Given request: Assemble all lines in which the string "category" appears.

##### Data #####

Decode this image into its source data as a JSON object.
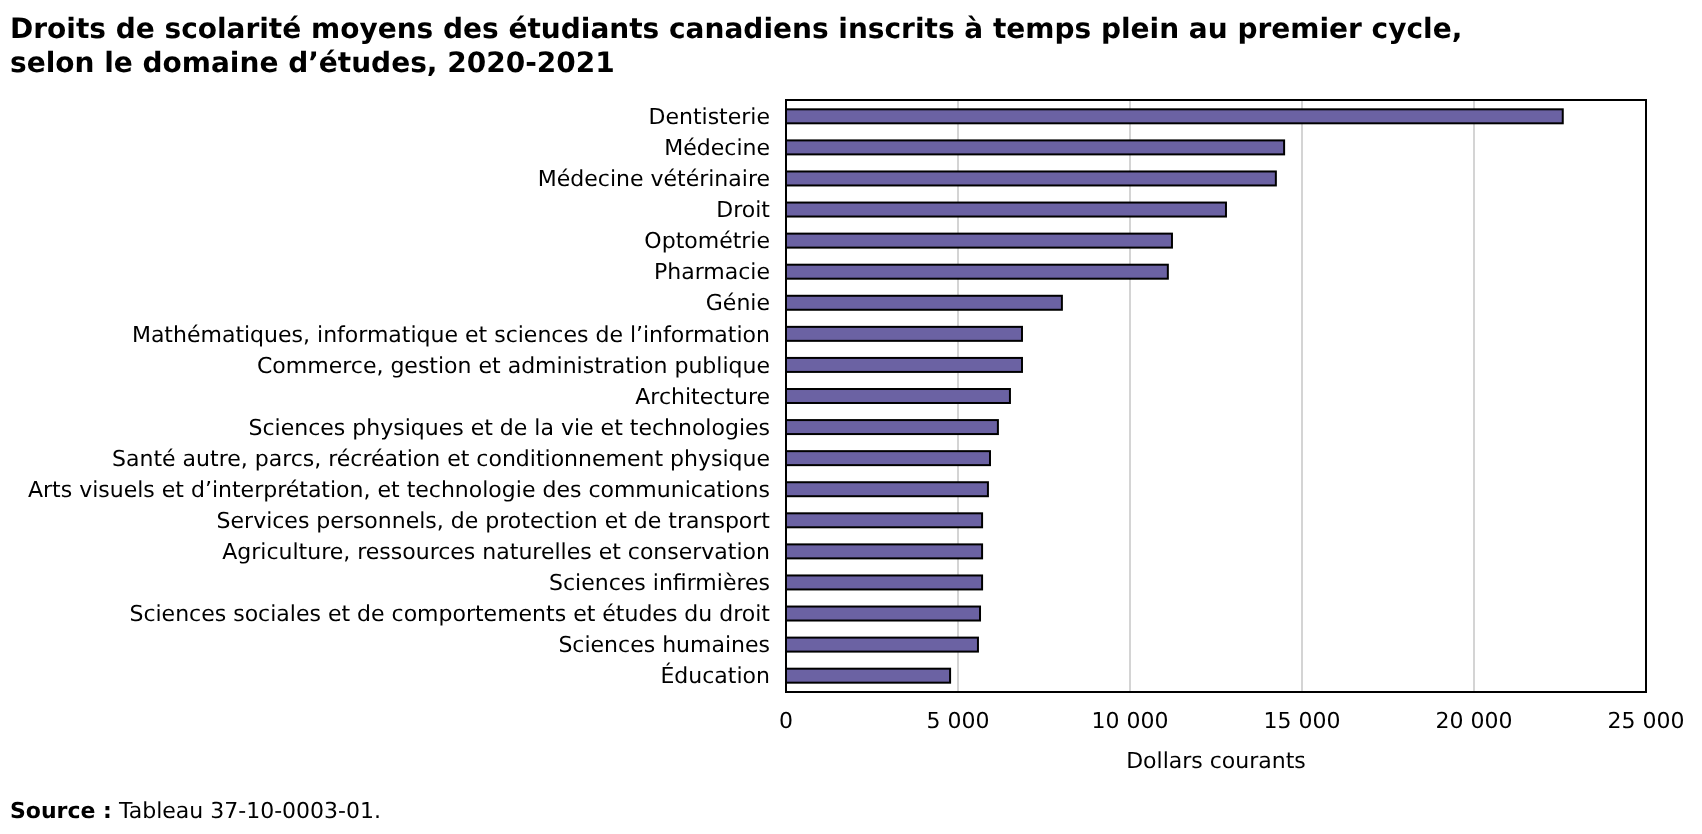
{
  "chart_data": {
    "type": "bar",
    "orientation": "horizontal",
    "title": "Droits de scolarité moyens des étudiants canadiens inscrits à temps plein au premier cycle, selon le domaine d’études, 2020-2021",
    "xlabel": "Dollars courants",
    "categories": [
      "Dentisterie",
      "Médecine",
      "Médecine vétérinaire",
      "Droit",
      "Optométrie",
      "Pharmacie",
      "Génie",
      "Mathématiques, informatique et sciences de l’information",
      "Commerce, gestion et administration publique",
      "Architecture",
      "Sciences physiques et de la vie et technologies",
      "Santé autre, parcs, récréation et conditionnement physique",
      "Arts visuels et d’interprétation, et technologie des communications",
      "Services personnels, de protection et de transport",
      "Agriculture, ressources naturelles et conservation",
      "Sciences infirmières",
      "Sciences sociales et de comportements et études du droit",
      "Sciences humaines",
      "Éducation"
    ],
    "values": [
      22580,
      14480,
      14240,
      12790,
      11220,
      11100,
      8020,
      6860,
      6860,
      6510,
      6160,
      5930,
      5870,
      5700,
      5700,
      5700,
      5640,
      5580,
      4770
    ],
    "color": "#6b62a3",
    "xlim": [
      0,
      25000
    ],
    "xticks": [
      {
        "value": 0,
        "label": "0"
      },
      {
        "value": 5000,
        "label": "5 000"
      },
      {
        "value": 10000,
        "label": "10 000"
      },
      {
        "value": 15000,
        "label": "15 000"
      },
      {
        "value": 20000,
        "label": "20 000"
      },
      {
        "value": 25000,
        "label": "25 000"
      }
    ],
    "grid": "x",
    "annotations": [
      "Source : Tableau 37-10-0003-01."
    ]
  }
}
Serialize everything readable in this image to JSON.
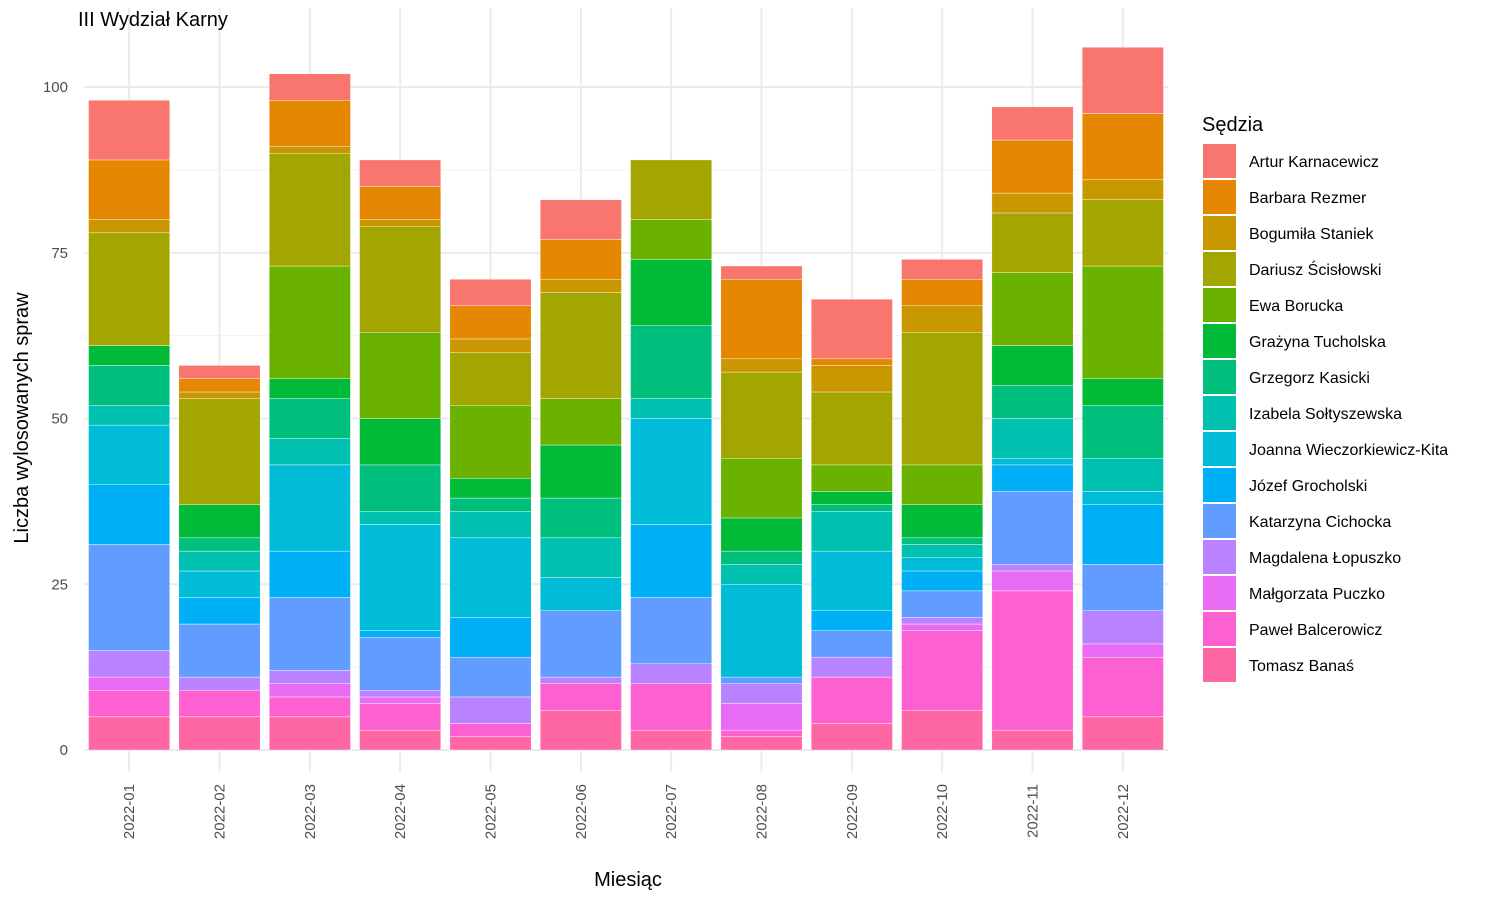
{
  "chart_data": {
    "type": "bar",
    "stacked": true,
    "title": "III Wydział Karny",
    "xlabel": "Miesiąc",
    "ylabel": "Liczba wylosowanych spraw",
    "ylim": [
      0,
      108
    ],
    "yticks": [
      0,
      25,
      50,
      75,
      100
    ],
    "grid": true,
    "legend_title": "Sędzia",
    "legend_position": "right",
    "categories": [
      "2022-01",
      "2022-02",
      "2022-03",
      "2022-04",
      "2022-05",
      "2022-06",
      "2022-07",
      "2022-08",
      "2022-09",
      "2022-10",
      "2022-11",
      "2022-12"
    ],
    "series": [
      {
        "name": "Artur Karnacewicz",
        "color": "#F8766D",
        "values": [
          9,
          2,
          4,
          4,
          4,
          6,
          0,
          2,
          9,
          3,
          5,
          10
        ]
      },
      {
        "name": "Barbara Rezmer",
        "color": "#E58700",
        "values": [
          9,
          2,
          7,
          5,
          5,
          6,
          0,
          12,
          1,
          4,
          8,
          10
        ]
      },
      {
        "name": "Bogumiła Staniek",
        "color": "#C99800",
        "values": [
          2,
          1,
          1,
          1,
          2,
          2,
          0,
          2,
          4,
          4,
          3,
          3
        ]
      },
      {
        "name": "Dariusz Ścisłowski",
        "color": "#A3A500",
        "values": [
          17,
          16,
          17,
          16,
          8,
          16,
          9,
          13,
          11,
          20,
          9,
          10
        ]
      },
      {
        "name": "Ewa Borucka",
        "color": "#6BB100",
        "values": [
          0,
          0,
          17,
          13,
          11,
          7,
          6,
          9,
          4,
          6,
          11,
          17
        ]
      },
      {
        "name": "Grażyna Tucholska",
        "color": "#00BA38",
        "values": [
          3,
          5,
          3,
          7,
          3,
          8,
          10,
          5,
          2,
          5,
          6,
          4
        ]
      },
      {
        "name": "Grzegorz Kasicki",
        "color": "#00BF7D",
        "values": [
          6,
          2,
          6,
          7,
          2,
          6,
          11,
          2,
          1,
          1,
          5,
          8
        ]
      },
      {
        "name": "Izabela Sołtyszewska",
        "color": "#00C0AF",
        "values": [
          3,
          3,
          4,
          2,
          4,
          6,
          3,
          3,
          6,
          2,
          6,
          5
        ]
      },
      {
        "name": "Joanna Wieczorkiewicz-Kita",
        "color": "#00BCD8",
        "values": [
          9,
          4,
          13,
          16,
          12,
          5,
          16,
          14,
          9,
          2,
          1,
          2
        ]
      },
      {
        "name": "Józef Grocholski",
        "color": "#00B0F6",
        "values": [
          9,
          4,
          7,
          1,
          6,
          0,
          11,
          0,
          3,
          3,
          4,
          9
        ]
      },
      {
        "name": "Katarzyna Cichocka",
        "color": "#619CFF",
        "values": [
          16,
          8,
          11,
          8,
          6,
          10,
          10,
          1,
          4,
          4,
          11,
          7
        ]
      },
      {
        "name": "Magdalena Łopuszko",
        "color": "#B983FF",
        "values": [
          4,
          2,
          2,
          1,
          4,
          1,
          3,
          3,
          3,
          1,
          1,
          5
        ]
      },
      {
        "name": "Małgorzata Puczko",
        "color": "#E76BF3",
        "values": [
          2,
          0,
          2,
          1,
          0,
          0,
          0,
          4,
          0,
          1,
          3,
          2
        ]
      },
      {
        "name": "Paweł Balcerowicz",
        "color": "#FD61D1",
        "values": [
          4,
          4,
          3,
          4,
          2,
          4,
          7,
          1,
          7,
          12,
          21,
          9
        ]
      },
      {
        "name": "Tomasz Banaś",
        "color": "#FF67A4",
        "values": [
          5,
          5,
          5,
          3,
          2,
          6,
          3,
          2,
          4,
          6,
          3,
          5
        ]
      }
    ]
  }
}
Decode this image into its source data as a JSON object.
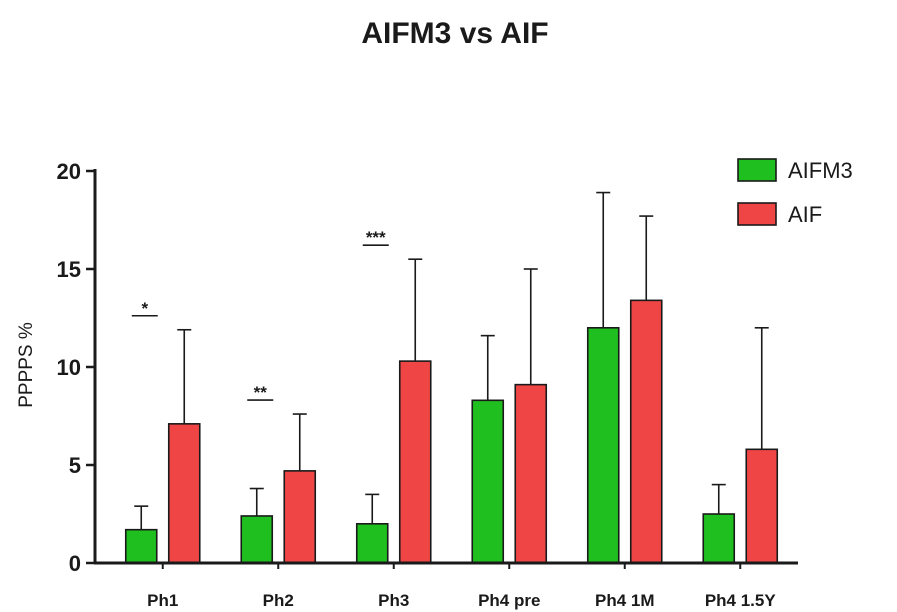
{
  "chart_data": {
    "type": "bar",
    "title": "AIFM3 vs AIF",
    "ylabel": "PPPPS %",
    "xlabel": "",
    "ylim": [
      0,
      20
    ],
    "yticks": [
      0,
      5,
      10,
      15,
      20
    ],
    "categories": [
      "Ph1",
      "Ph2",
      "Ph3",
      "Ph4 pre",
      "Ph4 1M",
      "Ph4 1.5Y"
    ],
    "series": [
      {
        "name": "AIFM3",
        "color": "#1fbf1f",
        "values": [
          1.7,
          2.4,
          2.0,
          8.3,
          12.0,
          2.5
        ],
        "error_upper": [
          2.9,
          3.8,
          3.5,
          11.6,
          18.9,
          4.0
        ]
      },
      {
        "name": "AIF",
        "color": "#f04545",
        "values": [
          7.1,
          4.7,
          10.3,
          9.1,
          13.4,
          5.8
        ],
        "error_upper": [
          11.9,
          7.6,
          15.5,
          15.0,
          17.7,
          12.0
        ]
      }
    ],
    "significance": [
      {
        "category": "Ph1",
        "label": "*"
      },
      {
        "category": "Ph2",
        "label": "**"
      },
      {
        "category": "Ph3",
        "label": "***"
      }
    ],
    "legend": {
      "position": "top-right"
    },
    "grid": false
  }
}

#####

Reply:
        "category": "Ph1",
        "category": "Ph2",
        "category": "Ph3",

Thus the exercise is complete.